Figure record extracts:
════════════════
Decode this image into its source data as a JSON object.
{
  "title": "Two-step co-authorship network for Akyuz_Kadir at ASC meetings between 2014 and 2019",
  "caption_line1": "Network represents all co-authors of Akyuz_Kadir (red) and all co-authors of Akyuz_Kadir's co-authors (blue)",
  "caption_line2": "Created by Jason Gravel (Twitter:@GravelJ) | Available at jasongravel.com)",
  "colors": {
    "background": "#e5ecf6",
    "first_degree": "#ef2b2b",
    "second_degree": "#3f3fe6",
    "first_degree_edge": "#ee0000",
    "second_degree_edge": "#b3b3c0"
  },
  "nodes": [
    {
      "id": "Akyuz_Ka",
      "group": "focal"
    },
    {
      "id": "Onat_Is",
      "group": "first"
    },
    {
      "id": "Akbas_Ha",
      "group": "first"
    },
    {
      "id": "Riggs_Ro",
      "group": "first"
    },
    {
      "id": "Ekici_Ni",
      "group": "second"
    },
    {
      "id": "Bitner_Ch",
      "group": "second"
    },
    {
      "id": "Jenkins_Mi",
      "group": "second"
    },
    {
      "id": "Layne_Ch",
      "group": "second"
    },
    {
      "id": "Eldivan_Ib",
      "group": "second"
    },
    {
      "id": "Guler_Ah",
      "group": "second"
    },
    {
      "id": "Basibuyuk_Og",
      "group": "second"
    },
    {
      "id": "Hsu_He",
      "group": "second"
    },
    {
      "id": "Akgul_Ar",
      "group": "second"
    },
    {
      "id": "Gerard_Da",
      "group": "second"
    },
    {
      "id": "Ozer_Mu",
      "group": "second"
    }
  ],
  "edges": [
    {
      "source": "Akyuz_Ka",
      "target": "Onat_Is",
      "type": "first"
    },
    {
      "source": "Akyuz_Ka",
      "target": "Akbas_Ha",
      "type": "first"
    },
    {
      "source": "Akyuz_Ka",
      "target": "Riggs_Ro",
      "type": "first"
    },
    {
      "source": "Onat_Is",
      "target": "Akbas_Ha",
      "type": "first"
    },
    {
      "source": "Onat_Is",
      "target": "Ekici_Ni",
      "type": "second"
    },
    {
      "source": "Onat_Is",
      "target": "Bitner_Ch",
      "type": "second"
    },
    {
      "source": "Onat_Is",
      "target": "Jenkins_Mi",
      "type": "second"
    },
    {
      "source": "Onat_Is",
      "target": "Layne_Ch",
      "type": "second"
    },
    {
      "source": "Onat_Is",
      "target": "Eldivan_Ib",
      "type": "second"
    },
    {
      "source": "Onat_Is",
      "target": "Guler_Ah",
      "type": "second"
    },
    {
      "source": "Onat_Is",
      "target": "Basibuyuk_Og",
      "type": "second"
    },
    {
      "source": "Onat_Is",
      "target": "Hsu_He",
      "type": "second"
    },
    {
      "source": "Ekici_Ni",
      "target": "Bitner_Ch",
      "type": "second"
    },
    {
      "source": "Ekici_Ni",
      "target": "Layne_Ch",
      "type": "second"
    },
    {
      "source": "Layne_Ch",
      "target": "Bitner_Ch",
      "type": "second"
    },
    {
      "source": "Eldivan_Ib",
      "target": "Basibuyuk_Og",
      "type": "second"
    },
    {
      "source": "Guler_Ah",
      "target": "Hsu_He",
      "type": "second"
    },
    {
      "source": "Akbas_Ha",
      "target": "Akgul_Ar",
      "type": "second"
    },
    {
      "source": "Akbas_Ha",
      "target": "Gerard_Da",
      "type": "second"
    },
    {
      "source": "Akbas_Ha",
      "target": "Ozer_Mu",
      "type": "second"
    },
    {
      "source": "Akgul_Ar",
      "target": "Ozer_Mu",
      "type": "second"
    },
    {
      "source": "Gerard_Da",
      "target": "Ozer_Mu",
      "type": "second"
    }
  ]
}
════════════════
## AIM
Copy out the material word for word and line for line.

## WORKED ANSWER
Decode this image into its source data as a JSON object.
{
  "title": "Two-step co-authorship network for Akyuz_Kadir at ASC meetings between 2014 and 2019",
  "caption_line1": "Network represents all co-authors of Akyuz_Kadir (red) and all co-authors of Akyuz_Kadir's co-authors (blue)",
  "caption_line2": "Created by Jason Gravel (Twitter:@GravelJ) | Available at jasongravel.com)",
  "colors": {
    "background": "#e5ecf6",
    "first_degree": "#ef2b2b",
    "second_degree": "#3f3fe6",
    "first_degree_edge": "#ee0000",
    "second_degree_edge": "#b3b3c0"
  },
  "nodes": [
    {
      "id": "Akyuz_Ka",
      "group": "focal"
    },
    {
      "id": "Onat_Is",
      "group": "first"
    },
    {
      "id": "Akbas_Ha",
      "group": "first"
    },
    {
      "id": "Riggs_Ro",
      "group": "first"
    },
    {
      "id": "Ekici_Ni",
      "group": "second"
    },
    {
      "id": "Bitner_Ch",
      "group": "second"
    },
    {
      "id": "Jenkins_Mi",
      "group": "second"
    },
    {
      "id": "Layne_Ch",
      "group": "second"
    },
    {
      "id": "Eldivan_Ib",
      "group": "second"
    },
    {
      "id": "Guler_Ah",
      "group": "second"
    },
    {
      "id": "Basibuyuk_Og",
      "group": "second"
    },
    {
      "id": "Hsu_He",
      "group": "second"
    },
    {
      "id": "Akgul_Ar",
      "group": "second"
    },
    {
      "id": "Gerard_Da",
      "group": "second"
    },
    {
      "id": "Ozer_Mu",
      "group": "second"
    }
  ],
  "edges": [
    {
      "source": "Akyuz_Ka",
      "target": "Onat_Is",
      "type": "first"
    },
    {
      "source": "Akyuz_Ka",
      "target": "Akbas_Ha",
      "type": "first"
    },
    {
      "source": "Akyuz_Ka",
      "target": "Riggs_Ro",
      "type": "first"
    },
    {
      "source": "Onat_Is",
      "target": "Akbas_Ha",
      "type": "first"
    },
    {
      "source": "Onat_Is",
      "target": "Ekici_Ni",
      "type": "second"
    },
    {
      "source": "Onat_Is",
      "target": "Bitner_Ch",
      "type": "second"
    },
    {
      "source": "Onat_Is",
      "target": "Jenkins_Mi",
      "type": "second"
    },
    {
      "source": "Onat_Is",
      "target": "Layne_Ch",
      "type": "second"
    },
    {
      "source": "Onat_Is",
      "target": "Eldivan_Ib",
      "type": "second"
    },
    {
      "source": "Onat_Is",
      "target": "Guler_Ah",
      "type": "second"
    },
    {
      "source": "Onat_Is",
      "target": "Basibuyuk_Og",
      "type": "second"
    },
    {
      "source": "Onat_Is",
      "target": "Hsu_He",
      "type": "second"
    },
    {
      "source": "Ekici_Ni",
      "target": "Bitner_Ch",
      "type": "second"
    },
    {
      "source": "Ekici_Ni",
      "target": "Layne_Ch",
      "type": "second"
    },
    {
      "source": "Layne_Ch",
      "target": "Bitner_Ch",
      "type": "second"
    },
    {
      "source": "Eldivan_Ib",
      "target": "Basibuyuk_Og",
      "type": "second"
    },
    {
      "source": "Guler_Ah",
      "target": "Hsu_He",
      "type": "second"
    },
    {
      "source": "Akbas_Ha",
      "target": "Akgul_Ar",
      "type": "second"
    },
    {
      "source": "Akbas_Ha",
      "target": "Gerard_Da",
      "type": "second"
    },
    {
      "source": "Akbas_Ha",
      "target": "Ozer_Mu",
      "type": "second"
    },
    {
      "source": "Akgul_Ar",
      "target": "Ozer_Mu",
      "type": "second"
    },
    {
      "source": "Gerard_Da",
      "target": "Ozer_Mu",
      "type": "second"
    }
  ]
}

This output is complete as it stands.